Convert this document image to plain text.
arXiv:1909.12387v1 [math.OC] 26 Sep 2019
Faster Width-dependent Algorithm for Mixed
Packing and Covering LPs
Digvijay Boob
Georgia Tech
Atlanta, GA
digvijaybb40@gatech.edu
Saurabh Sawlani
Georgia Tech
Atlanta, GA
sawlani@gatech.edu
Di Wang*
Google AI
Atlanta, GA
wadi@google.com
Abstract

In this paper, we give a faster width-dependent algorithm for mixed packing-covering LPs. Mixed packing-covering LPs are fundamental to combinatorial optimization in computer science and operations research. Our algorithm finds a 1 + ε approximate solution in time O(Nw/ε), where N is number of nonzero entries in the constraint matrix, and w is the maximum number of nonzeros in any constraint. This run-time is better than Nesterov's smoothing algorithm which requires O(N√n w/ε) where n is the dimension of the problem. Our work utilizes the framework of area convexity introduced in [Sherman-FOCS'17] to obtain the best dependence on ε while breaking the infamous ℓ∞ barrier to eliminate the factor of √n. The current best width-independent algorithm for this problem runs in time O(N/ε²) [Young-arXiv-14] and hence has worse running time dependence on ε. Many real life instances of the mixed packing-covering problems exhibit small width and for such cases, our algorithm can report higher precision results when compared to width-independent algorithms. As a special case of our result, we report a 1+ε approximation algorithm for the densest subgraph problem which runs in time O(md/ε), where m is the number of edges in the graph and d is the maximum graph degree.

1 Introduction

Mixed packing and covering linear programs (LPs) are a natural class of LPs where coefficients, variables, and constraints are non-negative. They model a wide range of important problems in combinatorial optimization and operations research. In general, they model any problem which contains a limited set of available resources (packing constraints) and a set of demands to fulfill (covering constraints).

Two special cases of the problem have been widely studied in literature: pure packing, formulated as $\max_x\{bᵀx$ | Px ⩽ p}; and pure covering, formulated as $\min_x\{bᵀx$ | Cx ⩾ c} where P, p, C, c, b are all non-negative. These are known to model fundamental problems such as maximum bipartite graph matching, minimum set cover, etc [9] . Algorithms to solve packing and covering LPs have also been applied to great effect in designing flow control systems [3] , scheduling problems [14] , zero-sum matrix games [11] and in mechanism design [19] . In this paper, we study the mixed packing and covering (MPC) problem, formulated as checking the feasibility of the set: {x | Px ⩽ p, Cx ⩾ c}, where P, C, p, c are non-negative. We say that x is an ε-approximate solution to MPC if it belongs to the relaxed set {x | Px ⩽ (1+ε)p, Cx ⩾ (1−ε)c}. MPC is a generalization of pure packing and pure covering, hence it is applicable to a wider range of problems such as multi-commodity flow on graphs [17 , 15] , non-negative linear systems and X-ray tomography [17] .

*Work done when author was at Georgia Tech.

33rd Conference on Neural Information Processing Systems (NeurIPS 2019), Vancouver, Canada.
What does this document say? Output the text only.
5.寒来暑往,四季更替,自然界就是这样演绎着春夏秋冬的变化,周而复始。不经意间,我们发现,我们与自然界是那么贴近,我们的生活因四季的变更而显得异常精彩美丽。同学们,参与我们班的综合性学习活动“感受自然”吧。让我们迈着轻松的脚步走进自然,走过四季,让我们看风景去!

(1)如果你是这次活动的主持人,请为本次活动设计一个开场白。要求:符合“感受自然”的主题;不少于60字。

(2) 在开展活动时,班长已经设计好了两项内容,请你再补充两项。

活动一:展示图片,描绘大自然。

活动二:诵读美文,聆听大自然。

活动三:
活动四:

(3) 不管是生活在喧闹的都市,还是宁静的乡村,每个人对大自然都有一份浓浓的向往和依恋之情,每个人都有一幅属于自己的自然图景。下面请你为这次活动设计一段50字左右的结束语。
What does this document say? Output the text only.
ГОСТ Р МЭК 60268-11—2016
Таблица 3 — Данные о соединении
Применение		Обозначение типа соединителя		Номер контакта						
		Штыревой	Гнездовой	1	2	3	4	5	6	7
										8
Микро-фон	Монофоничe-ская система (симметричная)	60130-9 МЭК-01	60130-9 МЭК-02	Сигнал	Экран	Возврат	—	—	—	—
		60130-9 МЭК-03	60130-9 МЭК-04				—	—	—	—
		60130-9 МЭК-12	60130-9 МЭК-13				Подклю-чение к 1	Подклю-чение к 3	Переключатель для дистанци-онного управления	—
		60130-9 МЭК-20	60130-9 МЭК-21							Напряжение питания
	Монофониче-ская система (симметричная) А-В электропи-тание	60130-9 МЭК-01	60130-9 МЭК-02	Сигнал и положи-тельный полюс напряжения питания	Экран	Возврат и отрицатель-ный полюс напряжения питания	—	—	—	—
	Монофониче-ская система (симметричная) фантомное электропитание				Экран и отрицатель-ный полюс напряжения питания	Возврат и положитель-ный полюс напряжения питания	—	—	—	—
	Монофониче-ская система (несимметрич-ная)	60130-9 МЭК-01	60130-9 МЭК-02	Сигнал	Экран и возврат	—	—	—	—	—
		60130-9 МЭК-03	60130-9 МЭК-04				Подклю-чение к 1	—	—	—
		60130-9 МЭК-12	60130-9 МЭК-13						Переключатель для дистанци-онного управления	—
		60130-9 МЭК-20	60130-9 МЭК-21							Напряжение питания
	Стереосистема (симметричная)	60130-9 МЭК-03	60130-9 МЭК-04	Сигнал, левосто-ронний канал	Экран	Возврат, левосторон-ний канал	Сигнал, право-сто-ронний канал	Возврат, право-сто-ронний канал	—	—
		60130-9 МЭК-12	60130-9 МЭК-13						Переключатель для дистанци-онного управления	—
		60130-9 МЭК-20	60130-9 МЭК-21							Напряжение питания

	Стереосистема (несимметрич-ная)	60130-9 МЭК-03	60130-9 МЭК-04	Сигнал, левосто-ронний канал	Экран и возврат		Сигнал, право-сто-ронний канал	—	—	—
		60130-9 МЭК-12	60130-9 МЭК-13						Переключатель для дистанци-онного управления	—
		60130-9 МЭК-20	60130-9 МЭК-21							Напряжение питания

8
------------------------------
• **Set exercise**:
From the entries above, copy out every line where the string "Экран" appears.

• **Written reply**:
Микро-фон	Монофоничe-ская система (симметричная)	60130-9 МЭК-01	60130-9 МЭК-02	Сигнал	Экран	Возврат	—	—	—	—
	Монофониче-ская система (симметричная) А-В электропи-тание	60130-9 МЭК-01	60130-9 МЭК-02	Сигнал и положи-тельный полюс напряжения питания	Экран	Возврат и отрицатель-ный полюс напряжения питания	—	—	—	—
	Монофониче-ская система (симметричная) фантомное электропитание				Экран и отрицатель-ный полюс напряжения питания	Возврат и положитель-ный полюс напряжения питания	—	—	—	—
	Монофониче-ская система (несимметрич-ная)	60130-9 МЭК-01	60130-9 МЭК-02	Сигнал	Экран и возврат	—	—	—	—	—
	Стереосистема (симметричная)	60130-9 МЭК-03	60130-9 МЭК-04	Сигнал, левосто-ронний канал	Экран	Возврат, левосторон-ний канал	Сигнал, право-сто-ронний канал	Возврат, право-сто-ронний канал	—	—
	Стереосистема (несимметрич-ная)	60130-9 МЭК-03	60130-9 МЭК-04	Сигнал, левосто-ронний канал	Экран и возврат		Сигнал, право-сто-ронний канал	—	—	—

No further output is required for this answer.